_Exercise goal:_
Each line of the data that includes the string "personnel" is to be copied out.

_Lines of data:_

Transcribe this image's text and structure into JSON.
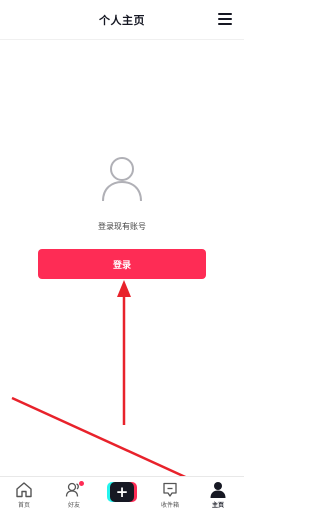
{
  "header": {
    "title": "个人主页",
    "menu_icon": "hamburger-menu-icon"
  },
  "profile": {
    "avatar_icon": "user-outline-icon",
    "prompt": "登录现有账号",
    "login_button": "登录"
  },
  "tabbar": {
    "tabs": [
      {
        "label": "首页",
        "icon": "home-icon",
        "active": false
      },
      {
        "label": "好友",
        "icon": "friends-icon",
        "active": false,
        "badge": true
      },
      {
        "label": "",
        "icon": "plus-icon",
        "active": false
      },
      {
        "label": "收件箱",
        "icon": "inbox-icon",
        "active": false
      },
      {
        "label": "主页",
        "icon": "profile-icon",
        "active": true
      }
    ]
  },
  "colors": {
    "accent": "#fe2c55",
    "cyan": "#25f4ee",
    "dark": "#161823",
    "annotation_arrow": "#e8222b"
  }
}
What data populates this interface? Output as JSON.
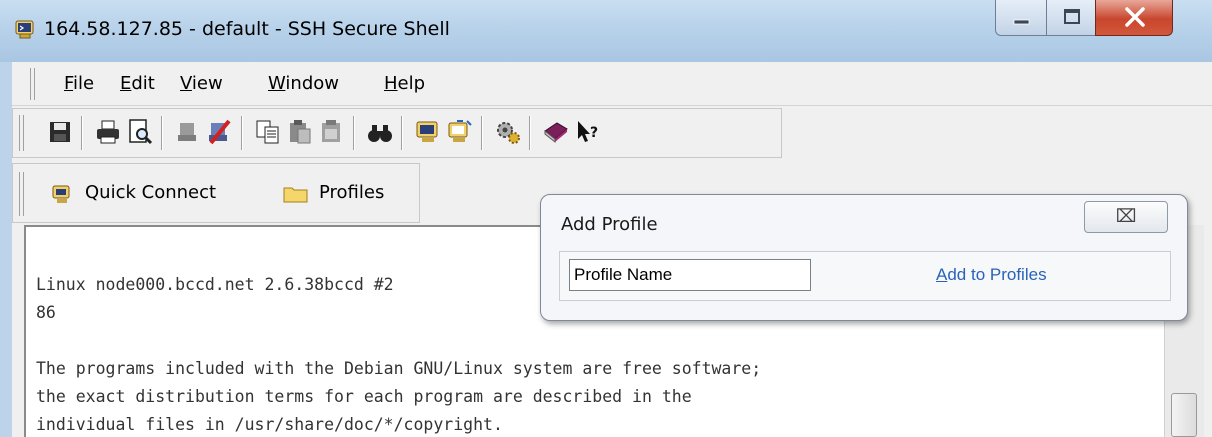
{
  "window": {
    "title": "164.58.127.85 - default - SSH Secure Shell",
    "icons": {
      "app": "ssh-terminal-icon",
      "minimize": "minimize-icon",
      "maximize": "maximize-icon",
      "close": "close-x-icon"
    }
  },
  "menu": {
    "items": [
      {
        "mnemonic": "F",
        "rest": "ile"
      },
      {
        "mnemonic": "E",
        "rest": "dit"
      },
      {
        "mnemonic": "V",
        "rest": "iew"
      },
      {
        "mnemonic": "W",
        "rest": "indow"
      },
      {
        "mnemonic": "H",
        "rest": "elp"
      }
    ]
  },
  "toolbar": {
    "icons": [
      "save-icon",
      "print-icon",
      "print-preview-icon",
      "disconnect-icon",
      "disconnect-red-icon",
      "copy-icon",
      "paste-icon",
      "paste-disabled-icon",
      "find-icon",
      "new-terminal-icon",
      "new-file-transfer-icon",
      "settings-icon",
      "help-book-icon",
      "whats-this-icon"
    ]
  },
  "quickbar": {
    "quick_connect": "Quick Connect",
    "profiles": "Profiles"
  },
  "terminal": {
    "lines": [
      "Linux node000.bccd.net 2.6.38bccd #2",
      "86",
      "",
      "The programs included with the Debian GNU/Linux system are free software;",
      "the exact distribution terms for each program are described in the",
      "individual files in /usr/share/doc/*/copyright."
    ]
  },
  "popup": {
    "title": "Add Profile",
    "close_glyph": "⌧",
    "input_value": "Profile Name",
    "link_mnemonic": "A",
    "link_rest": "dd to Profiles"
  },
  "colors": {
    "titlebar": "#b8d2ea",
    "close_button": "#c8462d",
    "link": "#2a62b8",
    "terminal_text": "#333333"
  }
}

---

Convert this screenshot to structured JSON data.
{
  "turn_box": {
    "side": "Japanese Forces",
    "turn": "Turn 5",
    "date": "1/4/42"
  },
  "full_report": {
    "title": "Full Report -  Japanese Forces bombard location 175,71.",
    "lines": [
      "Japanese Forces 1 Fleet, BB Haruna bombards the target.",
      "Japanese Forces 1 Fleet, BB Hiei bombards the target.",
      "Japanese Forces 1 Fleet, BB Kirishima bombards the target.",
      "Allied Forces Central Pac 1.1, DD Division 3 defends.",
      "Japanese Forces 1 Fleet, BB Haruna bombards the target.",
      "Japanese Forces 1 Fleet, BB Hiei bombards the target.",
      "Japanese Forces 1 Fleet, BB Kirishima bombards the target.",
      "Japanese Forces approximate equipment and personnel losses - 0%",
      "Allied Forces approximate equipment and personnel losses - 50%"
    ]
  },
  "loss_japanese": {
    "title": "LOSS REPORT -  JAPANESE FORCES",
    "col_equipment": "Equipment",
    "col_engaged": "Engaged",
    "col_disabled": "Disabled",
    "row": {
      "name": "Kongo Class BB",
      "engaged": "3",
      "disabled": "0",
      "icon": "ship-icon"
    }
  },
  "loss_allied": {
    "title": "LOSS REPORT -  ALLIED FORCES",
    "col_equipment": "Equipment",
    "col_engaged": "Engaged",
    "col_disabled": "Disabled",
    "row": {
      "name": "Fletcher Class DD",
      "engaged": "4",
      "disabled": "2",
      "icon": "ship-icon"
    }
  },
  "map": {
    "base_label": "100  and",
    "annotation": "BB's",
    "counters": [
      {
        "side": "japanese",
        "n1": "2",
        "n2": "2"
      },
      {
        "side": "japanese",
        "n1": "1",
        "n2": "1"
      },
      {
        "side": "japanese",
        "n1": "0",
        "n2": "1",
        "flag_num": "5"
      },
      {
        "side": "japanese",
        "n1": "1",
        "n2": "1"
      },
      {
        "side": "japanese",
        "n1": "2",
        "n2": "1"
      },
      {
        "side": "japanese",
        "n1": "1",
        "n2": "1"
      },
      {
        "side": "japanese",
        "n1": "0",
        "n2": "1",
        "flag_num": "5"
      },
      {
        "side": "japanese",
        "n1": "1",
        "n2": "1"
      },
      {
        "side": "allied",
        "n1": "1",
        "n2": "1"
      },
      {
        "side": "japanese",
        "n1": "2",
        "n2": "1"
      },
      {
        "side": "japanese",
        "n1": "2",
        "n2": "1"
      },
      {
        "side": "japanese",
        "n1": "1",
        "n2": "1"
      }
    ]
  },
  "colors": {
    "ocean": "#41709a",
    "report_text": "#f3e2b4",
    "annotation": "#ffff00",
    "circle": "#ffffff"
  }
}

--

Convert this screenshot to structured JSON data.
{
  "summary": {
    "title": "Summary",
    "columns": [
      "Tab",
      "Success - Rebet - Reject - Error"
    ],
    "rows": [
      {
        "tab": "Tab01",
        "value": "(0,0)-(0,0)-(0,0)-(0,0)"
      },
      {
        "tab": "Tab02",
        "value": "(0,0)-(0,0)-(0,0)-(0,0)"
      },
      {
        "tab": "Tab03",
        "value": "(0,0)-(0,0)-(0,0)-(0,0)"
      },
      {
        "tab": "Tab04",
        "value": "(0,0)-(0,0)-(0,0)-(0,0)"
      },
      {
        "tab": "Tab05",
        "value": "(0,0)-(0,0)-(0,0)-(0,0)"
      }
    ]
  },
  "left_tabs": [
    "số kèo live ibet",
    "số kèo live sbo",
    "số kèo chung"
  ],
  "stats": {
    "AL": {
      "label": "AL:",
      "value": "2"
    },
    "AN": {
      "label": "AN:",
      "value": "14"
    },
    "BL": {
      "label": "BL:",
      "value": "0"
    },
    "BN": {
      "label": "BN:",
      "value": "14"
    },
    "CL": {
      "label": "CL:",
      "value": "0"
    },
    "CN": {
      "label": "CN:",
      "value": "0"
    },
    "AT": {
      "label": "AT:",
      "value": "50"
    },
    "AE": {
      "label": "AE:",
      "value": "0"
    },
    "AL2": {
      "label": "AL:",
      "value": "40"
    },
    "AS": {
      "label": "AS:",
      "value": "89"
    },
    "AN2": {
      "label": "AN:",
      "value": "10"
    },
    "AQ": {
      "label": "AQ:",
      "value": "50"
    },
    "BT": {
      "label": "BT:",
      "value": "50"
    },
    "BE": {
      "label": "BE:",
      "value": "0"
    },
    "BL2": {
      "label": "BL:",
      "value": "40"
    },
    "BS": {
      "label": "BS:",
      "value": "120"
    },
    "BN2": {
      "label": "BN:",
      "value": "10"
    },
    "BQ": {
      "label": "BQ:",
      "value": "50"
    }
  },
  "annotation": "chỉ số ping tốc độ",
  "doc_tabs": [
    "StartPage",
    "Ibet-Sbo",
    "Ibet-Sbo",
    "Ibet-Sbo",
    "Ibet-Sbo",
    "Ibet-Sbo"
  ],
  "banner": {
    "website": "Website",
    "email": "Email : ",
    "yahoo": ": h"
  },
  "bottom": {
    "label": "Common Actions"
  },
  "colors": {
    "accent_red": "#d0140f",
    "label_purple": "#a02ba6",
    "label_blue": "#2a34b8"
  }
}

_Reply:_
      "Japanese Forces approximate equipment and personnel losses - 0%",
      "Allied Forces approximate equipment and personnel losses - 50%"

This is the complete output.